**Directions:** Make an exact copy of all the material below, apart from the pictures.

**Records shown:**
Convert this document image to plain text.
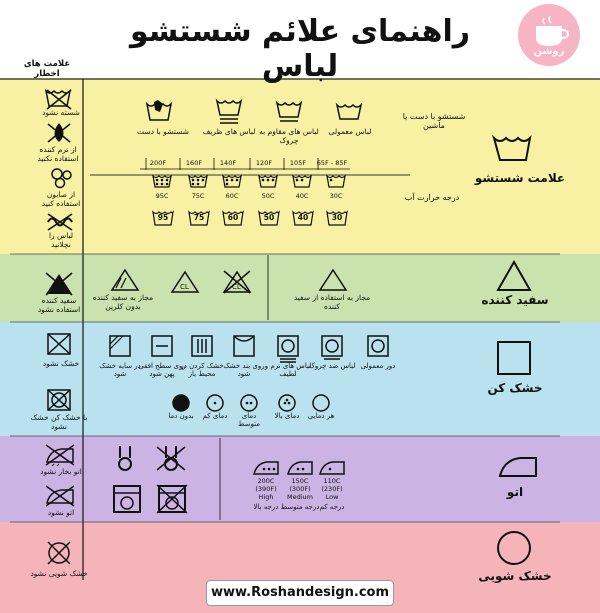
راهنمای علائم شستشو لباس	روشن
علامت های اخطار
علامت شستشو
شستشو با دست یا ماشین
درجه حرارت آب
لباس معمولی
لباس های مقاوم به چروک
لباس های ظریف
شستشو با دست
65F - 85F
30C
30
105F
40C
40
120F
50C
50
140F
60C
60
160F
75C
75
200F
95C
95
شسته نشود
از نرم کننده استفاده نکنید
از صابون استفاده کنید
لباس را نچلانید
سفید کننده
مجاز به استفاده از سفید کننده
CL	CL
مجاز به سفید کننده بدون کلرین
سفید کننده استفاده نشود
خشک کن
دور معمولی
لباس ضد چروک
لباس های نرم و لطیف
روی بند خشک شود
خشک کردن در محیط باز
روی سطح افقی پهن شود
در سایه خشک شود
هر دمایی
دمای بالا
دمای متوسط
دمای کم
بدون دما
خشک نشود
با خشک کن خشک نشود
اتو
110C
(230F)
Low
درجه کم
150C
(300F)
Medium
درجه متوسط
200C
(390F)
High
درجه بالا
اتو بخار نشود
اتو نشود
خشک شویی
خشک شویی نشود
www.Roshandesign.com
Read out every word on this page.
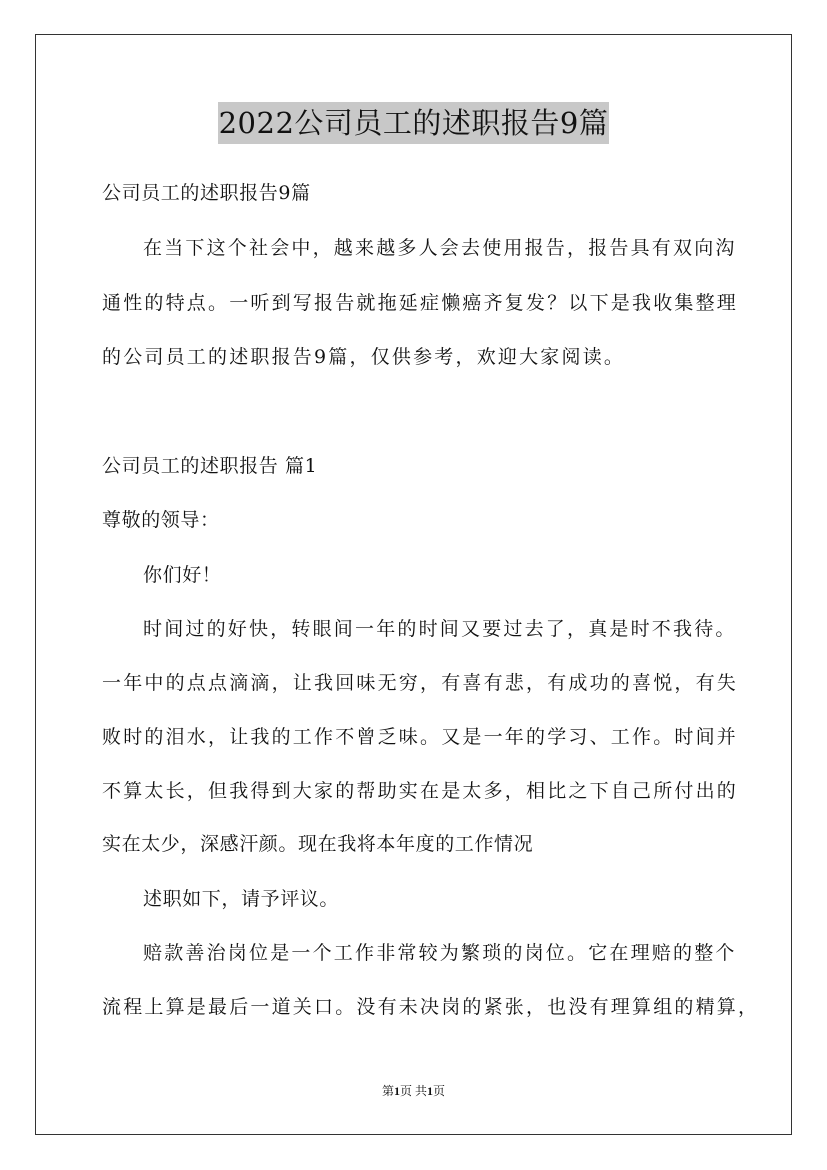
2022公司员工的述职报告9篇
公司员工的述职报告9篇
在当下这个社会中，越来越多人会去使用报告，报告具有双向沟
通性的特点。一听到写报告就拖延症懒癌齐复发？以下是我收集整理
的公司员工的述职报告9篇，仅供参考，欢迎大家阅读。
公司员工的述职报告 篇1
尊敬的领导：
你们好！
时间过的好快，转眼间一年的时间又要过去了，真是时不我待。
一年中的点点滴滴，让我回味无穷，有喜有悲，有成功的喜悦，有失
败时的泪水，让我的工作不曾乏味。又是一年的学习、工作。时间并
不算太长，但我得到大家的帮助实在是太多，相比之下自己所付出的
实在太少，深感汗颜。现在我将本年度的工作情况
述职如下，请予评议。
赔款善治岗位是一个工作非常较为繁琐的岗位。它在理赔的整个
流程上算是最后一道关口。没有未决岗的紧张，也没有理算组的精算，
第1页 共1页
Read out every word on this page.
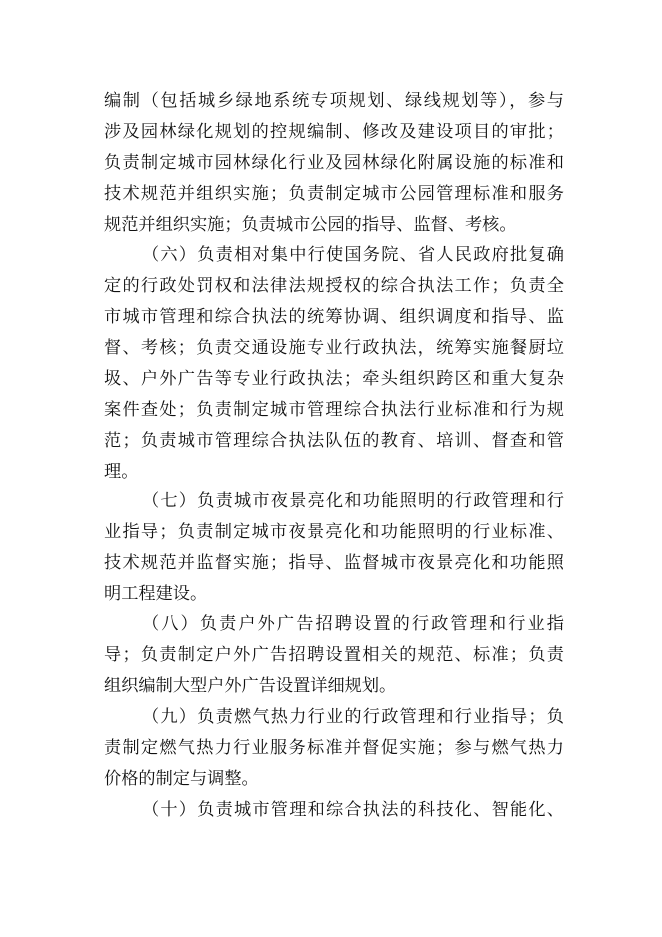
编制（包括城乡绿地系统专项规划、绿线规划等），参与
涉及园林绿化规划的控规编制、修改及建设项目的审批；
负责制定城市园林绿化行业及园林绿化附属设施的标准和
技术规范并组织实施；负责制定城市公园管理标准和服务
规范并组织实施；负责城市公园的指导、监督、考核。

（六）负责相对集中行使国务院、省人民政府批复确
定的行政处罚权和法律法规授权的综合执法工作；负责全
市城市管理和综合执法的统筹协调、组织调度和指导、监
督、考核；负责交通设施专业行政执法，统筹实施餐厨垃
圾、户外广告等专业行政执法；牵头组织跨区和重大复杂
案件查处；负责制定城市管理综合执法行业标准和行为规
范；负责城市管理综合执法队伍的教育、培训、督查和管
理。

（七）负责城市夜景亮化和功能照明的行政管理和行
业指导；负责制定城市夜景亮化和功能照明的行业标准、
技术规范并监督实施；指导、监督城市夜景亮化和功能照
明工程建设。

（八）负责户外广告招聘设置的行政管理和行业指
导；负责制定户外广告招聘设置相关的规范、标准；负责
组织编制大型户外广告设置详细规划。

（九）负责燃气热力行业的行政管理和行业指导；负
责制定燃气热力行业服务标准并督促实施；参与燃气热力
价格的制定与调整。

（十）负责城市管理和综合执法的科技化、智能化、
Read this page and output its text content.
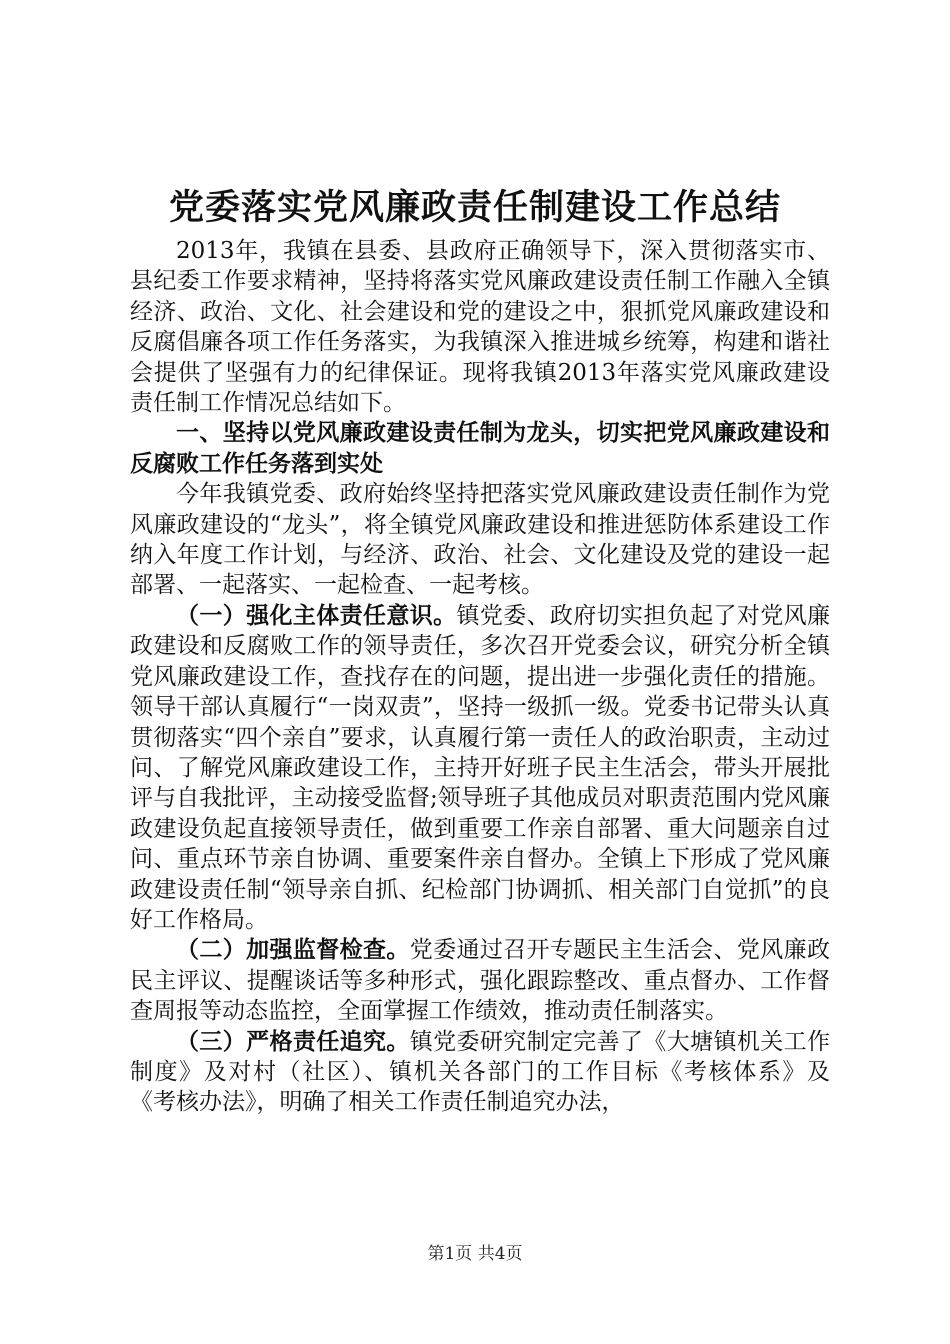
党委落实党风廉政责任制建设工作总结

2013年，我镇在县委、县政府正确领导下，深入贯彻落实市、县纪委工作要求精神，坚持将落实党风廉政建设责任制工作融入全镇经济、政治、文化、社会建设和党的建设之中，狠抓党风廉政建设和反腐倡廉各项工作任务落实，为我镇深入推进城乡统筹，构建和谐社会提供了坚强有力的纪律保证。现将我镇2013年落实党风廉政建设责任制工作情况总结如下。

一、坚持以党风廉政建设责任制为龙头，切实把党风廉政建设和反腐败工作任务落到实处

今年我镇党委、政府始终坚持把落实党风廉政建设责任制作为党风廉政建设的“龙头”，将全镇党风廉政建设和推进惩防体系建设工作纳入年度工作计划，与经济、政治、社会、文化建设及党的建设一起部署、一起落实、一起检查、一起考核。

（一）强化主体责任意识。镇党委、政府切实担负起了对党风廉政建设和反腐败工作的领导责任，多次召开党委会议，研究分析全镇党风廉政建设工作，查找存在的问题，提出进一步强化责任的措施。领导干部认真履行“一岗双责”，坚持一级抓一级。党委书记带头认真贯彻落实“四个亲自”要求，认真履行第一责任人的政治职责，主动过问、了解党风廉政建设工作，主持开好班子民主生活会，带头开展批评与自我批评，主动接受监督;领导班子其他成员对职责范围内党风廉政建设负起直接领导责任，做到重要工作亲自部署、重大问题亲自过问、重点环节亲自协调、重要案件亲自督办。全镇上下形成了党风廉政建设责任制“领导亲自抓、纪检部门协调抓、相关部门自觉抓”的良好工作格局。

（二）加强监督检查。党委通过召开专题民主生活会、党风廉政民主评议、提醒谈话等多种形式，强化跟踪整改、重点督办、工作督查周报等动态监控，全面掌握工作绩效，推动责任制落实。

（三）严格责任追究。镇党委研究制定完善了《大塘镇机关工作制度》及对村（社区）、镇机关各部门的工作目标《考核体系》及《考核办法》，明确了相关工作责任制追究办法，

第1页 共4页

**Correct response:**
Convert this document image to plain text.
راهنمای علائم شستشو لباس	روشن
علامت های اخطار
علامت شستشو
شستشو با دست یا ماشین
درجه حرارت آب
لباس معمولی
لباس های مقاوم به چروک
لباس های ظریف
شستشو با دست
65F - 85F
30C
30
105F
40C
40
120F
50C
50
140F
60C
60
160F
75C
75
200F
95C
95
شسته نشود
از نرم کننده استفاده نکنید
از صابون استفاده کنید
لباس را نچلانید
سفید کننده
مجاز به استفاده از سفید کننده
CL	CL
مجاز به سفید کننده بدون کلرین
سفید کننده استفاده نشود
خشک کن
دور معمولی
لباس ضد چروک
لباس های نرم و لطیف
روی بند خشک شود
خشک کردن در محیط باز
روی سطح افقی پهن شود
در سایه خشک شود
هر دمایی
دمای بالا
دمای متوسط
دمای کم
بدون دما
خشک نشود
با خشک کن خشک نشود
اتو
110C
(230F)
Low
درجه کم
150C
(300F)
Medium
درجه متوسط
200C
(390F)
High
درجه بالا
اتو بخار نشود
اتو نشود
خشک شویی
خشک شویی نشود
www.Roshandesign.com
Read out every word on this page.
2022公司员工的述职报告9篇
公司员工的述职报告9篇
在当下这个社会中，越来越多人会去使用报告，报告具有双向沟
通性的特点。一听到写报告就拖延症懒癌齐复发？以下是我收集整理
的公司员工的述职报告9篇，仅供参考，欢迎大家阅读。
公司员工的述职报告 篇1
尊敬的领导：
你们好！
时间过的好快，转眼间一年的时间又要过去了，真是时不我待。
一年中的点点滴滴，让我回味无穷，有喜有悲，有成功的喜悦，有失
败时的泪水，让我的工作不曾乏味。又是一年的学习、工作。时间并
不算太长，但我得到大家的帮助实在是太多，相比之下自己所付出的
实在太少，深感汗颜。现在我将本年度的工作情况
述职如下，请予评议。
赔款善治岗位是一个工作非常较为繁琐的岗位。它在理赔的整个
流程上算是最后一道关口。没有未决岗的紧张，也没有理算组的精算，
第1页 共1页
Read out every word on this page.
编制（包括城乡绿地系统专项规划、绿线规划等），参与
涉及园林绿化规划的控规编制、修改及建设项目的审批；
负责制定城市园林绿化行业及园林绿化附属设施的标准和
技术规范并组织实施；负责制定城市公园管理标准和服务
规范并组织实施；负责城市公园的指导、监督、考核。

（六）负责相对集中行使国务院、省人民政府批复确
定的行政处罚权和法律法规授权的综合执法工作；负责全
市城市管理和综合执法的统筹协调、组织调度和指导、监
督、考核；负责交通设施专业行政执法，统筹实施餐厨垃
圾、户外广告等专业行政执法；牵头组织跨区和重大复杂
案件查处；负责制定城市管理综合执法行业标准和行为规
范；负责城市管理综合执法队伍的教育、培训、督查和管
理。

（七）负责城市夜景亮化和功能照明的行政管理和行
业指导；负责制定城市夜景亮化和功能照明的行业标准、
技术规范并监督实施；指导、监督城市夜景亮化和功能照
明工程建设。

（八）负责户外广告招聘设置的行政管理和行业指
导；负责制定户外广告招聘设置相关的规范、标准；负责
组织编制大型户外广告设置详细规划。

（九）负责燃气热力行业的行政管理和行业指导；负
责制定燃气热力行业服务标准并督促实施；参与燃气热力
价格的制定与调整。

（十）负责城市管理和综合执法的科技化、智能化、
Read this page and output its text content.
党委落实党风廉政责任制建设工作总结

2013年，我镇在县委、县政府正确领导下，深入贯彻落实市、县纪委工作要求精神，坚持将落实党风廉政建设责任制工作融入全镇经济、政治、文化、社会建设和党的建设之中，狠抓党风廉政建设和反腐倡廉各项工作任务落实，为我镇深入推进城乡统筹，构建和谐社会提供了坚强有力的纪律保证。现将我镇2013年落实党风廉政建设责任制工作情况总结如下。

一、坚持以党风廉政建设责任制为龙头，切实把党风廉政建设和反腐败工作任务落到实处

今年我镇党委、政府始终坚持把落实党风廉政建设责任制作为党风廉政建设的“龙头”，将全镇党风廉政建设和推进惩防体系建设工作纳入年度工作计划，与经济、政治、社会、文化建设及党的建设一起部署、一起落实、一起检查、一起考核。

（一）强化主体责任意识。镇党委、政府切实担负起了对党风廉政建设和反腐败工作的领导责任，多次召开党委会议，研究分析全镇党风廉政建设工作，查找存在的问题，提出进一步强化责任的措施。领导干部认真履行“一岗双责”，坚持一级抓一级。党委书记带头认真贯彻落实“四个亲自”要求，认真履行第一责任人的政治职责，主动过问、了解党风廉政建设工作，主持开好班子民主生活会，带头开展批评与自我批评，主动接受监督;领导班子其他成员对职责范围内党风廉政建设负起直接领导责任，做到重要工作亲自部署、重大问题亲自过问、重点环节亲自协调、重要案件亲自督办。全镇上下形成了党风廉政建设责任制“领导亲自抓、纪检部门协调抓、相关部门自觉抓”的良好工作格局。

（二）加强监督检查。党委通过召开专题民主生活会、党风廉政民主评议、提醒谈话等多种形式，强化跟踪整改、重点督办、工作督查周报等动态监控，全面掌握工作绩效，推动责任制落实。

（三）严格责任追究。镇党委研究制定完善了《大塘镇机关工作制度》及对村（社区）、镇机关各部门的工作目标《考核体系》及《考核办法》，明确了相关工作责任制追究办法，

第1页 共4页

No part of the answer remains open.